(Travail à faire):
A. Résumez en deux phrases l'extrait sur l'immigration présenté ci-dessous.
B. Prolongez l'extrait sur l'immigration en reprenant juste après sa dernière phrase.

Dans son dernier numéro, Marianne ouvre le dossier Immigration. La démographe Michèle Tribalat regrette la mort du modèle français d’assimilation, le plus à même, selon elle, de protéger la cohésion sociale. Quelques extraits de son interview.
Les classes populaires doivent avoir le sentiment que les populations qui sont là ne cherchent pas à modifier leur mode de vie, à modifier leur environnement.
Officiellement, 200 000 personnes environ s’installent en France chaque année, un niveau faible en comparaison d’autres pays développés, comme l’Allemagne. Vous affirmez que cette présentation masque à la fois l’importance relative de l’immigration par rapport à la population totale et les changements dans sa composition.
«Le même flux d’immigrés que pendant les Trente Glorieuses»
Je n’affirme rien de tel. Le flux d’immigration dépasse 200 000 seulement depuis 2002 (voir la série 1994-2008 établie par Xavier Thierry à l’Ined). Je critique l’usage du solde migratoire pour définir le régime migratoire de la France. Ce solde est le résidu de l’équation démographique de l’année : + 39 000 en 2010 (Insee). Il n’est pas mesuré, comme dans d’autres pays, à partir d’un enregistrement des entrées (que l’on connaît très imparfaitement) et des sorties du territoire (que l’on ne connaît pas). […]
Ils ont un effort de vérité à faire auprès des citoyens français pour leur expliquer dans quoi ils se sont engagé set les conséquences concrètes que ça peut avoir pour les citoyens en France et je ne pense pas qu’il faille s’acharner sur un modèle qui ne fonctionne plus.

(Données enregistrées):
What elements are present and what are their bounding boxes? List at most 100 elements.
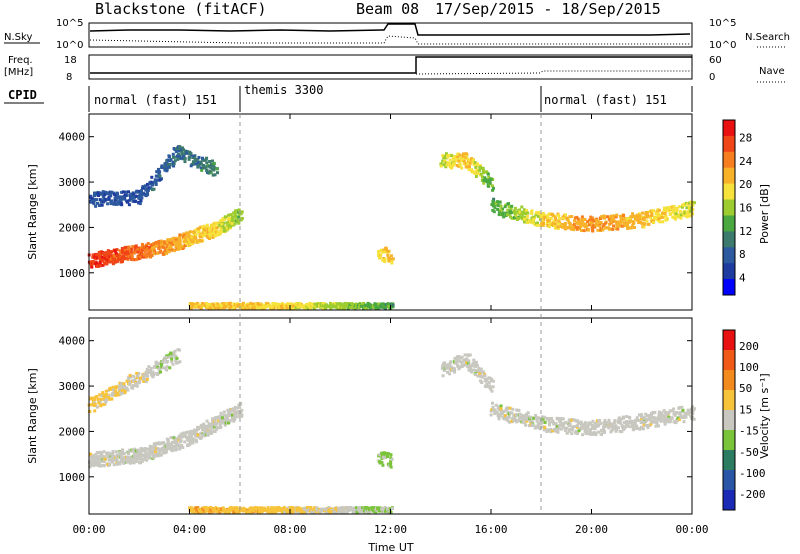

(Corrigé):
A. Dans un dossier de Marianne consacré à l'immigration, la démographe Michèle Tribalat regrette la mort du modèle français d'assimilation, qu'elle juge le plus à même de protéger la cohésion sociale. Elle précise que le flux d'immigration ne dépasse 200 000 personnes par an que depuis 2002 et critique l'usage du solde migratoire, simple résidu de l'équation démographique de l'année, qui n'est pas mesuré à partir d'un enregistrement des entrées et des sorties du territoire.

B.
Ce modèle d’assimilation est remis en cause par la base avec des populations plus rétives à l’assimilation et aussi par le haut, avec des élites politiques et culturelles qui ont décidé que l’assimilation était ringarde.
La France est engagée dans un modèle multiculturaliste avec l‘Europe et cela depuis près de dix ans.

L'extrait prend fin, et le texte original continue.